▶ Job:
From the data that follows, report how many lines hold the string "JSON", giving only the number.

▶ Task inputs:
· · · · ·
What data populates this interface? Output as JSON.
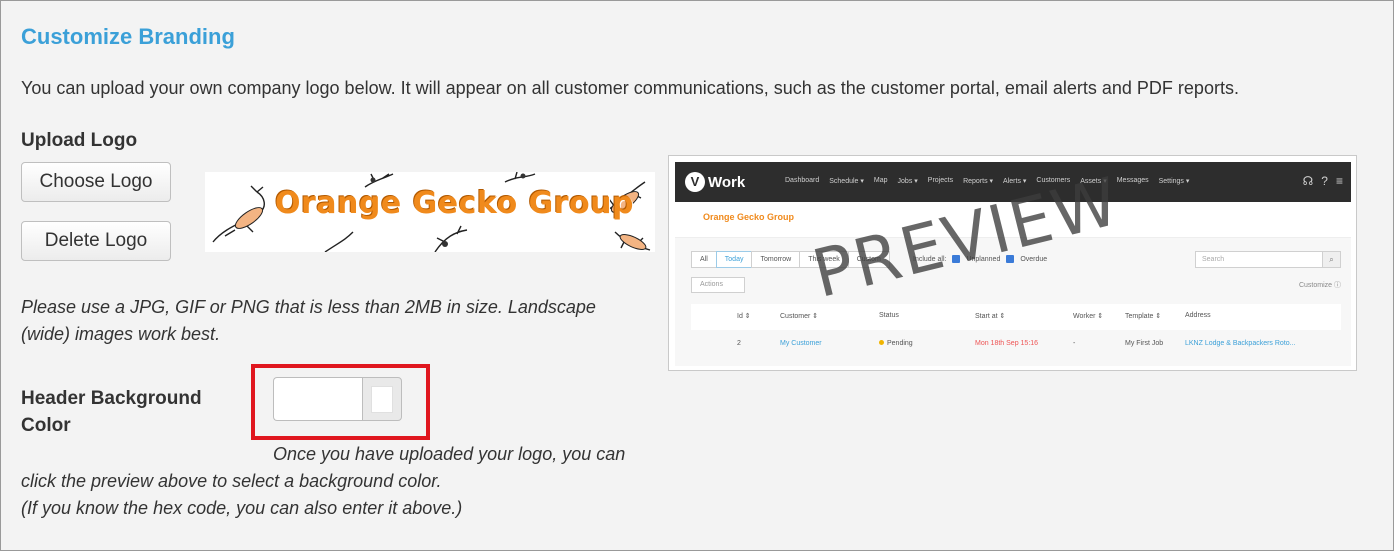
{
  "section": {
    "title": "Customize Branding",
    "intro": "You can upload your own company logo below. It will appear on all customer communications, such as the customer portal, email alerts and PDF reports."
  },
  "upload": {
    "label": "Upload Logo",
    "choose_button": "Choose Logo",
    "delete_button": "Delete Logo",
    "logo_text": "Orange Gecko Group",
    "note_line1": "Please use a JPG, GIF or PNG that is less than 2MB in size. Landscape",
    "note_line2": "(wide) images work best."
  },
  "header_color": {
    "label_line1": "Header Background",
    "label_line2": "Color",
    "value": "",
    "swatch_color": "#ffffff",
    "hint_line1": "Once you have uploaded your logo, you can",
    "hint_line2": "click the preview above to select a background color.",
    "hint_line3": "(If you know the hex code, you can also enter it above.)"
  },
  "preview": {
    "watermark": "PREVIEW",
    "brand_letter": "V",
    "brand_name": "Work",
    "nav": [
      "Dashboard",
      "Schedule ▾",
      "Map",
      "Jobs ▾",
      "Projects",
      "Reports ▾",
      "Alerts ▾",
      "Customers",
      "Assets ▾",
      "Messages",
      "Settings ▾"
    ],
    "logo_text": "Orange Gecko Group",
    "tabs": [
      "All",
      "Today",
      "Tomorrow",
      "This week",
      "Custom"
    ],
    "include_label": "Include all:",
    "include_opt1": "Unplanned",
    "include_opt2": "Overdue",
    "search_placeholder": "Search",
    "actions_label": "Actions",
    "customize_label": "Customize ⓘ",
    "columns": [
      "Id ⇕",
      "Customer ⇕",
      "Status",
      "Start at ⇕",
      "Worker ⇕",
      "Template ⇕",
      "Address"
    ],
    "row": {
      "id": "2",
      "customer": "My Customer",
      "status": "Pending",
      "start": "Mon 18th Sep 15:16",
      "worker": "-",
      "template": "My First Job",
      "address": "LKNZ Lodge & Backpackers Roto..."
    }
  },
  "colors": {
    "accent": "#3ba0d8",
    "highlight": "#e0161e",
    "logo_orange": "#f08a1c"
  }
}
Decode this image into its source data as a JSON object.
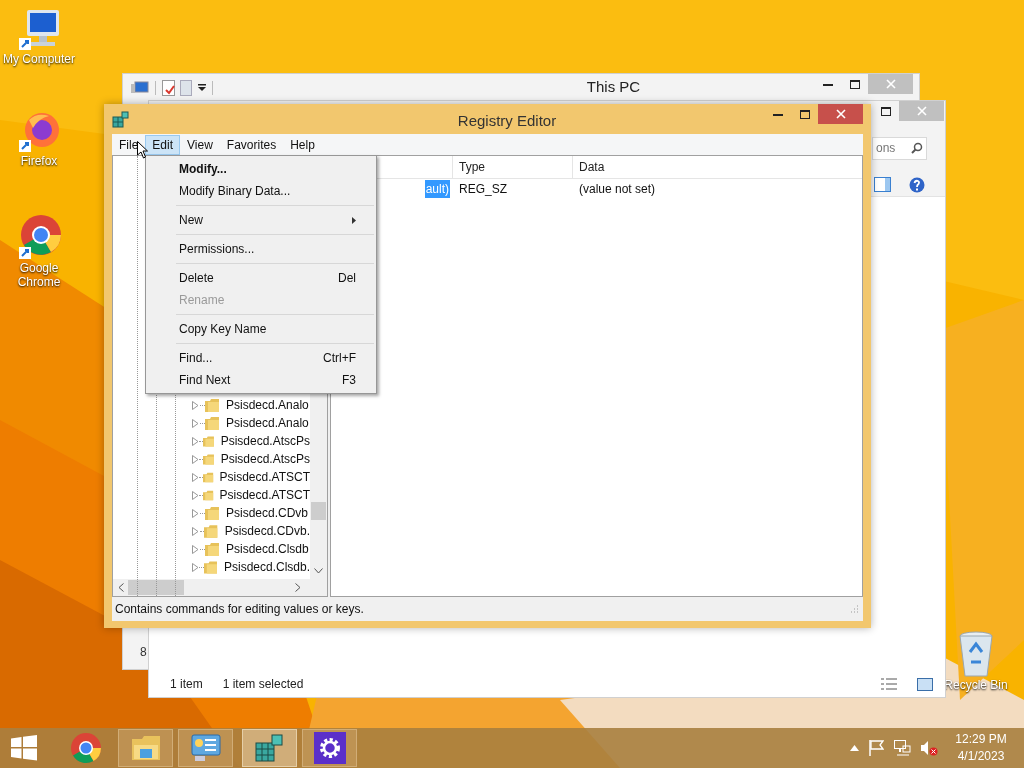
{
  "desktop_icons": [
    {
      "label": "My Computer",
      "kind": "computer"
    },
    {
      "label": "Firefox",
      "kind": "firefox"
    },
    {
      "label": "Google Chrome",
      "kind": "chrome"
    },
    {
      "label": "Recycle Bin",
      "kind": "recycle"
    }
  ],
  "this_pc_window": {
    "title": "This PC",
    "partial_text": "8"
  },
  "explorer_window": {
    "search_placeholder": "ons",
    "status_items": [
      "1 item",
      "1 item selected"
    ]
  },
  "registry_editor": {
    "title": "Registry Editor",
    "menu": [
      {
        "label": "File",
        "selected": false
      },
      {
        "label": "Edit",
        "selected": true
      },
      {
        "label": "View",
        "selected": false
      },
      {
        "label": "Favorites",
        "selected": false
      },
      {
        "label": "Help",
        "selected": false
      }
    ],
    "tree_items": [
      {
        "label": "Psisdecd.Analo",
        "expanded": false
      },
      {
        "label": "Psisdecd.Analo",
        "expanded": false
      },
      {
        "label": "Psisdecd.AtscPs",
        "expanded": false
      },
      {
        "label": "Psisdecd.AtscPs",
        "expanded": false
      },
      {
        "label": "Psisdecd.ATSCT",
        "expanded": false
      },
      {
        "label": "Psisdecd.ATSCT",
        "expanded": false
      },
      {
        "label": "Psisdecd.CDvb",
        "expanded": false
      },
      {
        "label": "Psisdecd.CDvb.",
        "expanded": false
      },
      {
        "label": "Psisdecd.Clsdb",
        "expanded": false
      },
      {
        "label": "Psisdecd.Clsdb.",
        "expanded": false
      }
    ],
    "columns": [
      "Type",
      "Data"
    ],
    "values": [
      {
        "name": "ault)",
        "type": "REG_SZ",
        "data": "(value not set)",
        "selected": true
      }
    ],
    "status_bar": "Contains commands for editing values or keys."
  },
  "edit_menu": {
    "sections": [
      {
        "items": [
          {
            "label": "Modify...",
            "default": true,
            "disabled": false
          },
          {
            "label": "Modify Binary Data...",
            "default": false,
            "disabled": false
          }
        ]
      },
      {
        "items": [
          {
            "label": "New",
            "default": false,
            "disabled": false,
            "submenu": true
          }
        ]
      },
      {
        "items": [
          {
            "label": "Permissions...",
            "default": false,
            "disabled": false
          }
        ]
      },
      {
        "items": [
          {
            "label": "Delete",
            "shortcut": "Del",
            "default": false,
            "disabled": false
          },
          {
            "label": "Rename",
            "default": false,
            "disabled": true
          }
        ]
      },
      {
        "items": [
          {
            "label": "Copy Key Name",
            "default": false,
            "disabled": false
          }
        ]
      },
      {
        "items": [
          {
            "label": "Find...",
            "shortcut": "Ctrl+F",
            "default": false,
            "disabled": false
          },
          {
            "label": "Find Next",
            "shortcut": "F3",
            "default": false,
            "disabled": false
          }
        ]
      }
    ]
  },
  "taskbar": {
    "apps": [
      {
        "kind": "chrome",
        "running": false,
        "active": false
      },
      {
        "kind": "explorer",
        "running": true,
        "active": false
      },
      {
        "kind": "control",
        "running": true,
        "active": false
      },
      {
        "kind": "regedit",
        "running": true,
        "active": true
      },
      {
        "kind": "settings",
        "running": true,
        "active": false
      }
    ],
    "volume_muted": true,
    "time": "12:29 PM",
    "date": "4/1/2023"
  }
}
· · · · ·
▶ Exercise solution:
2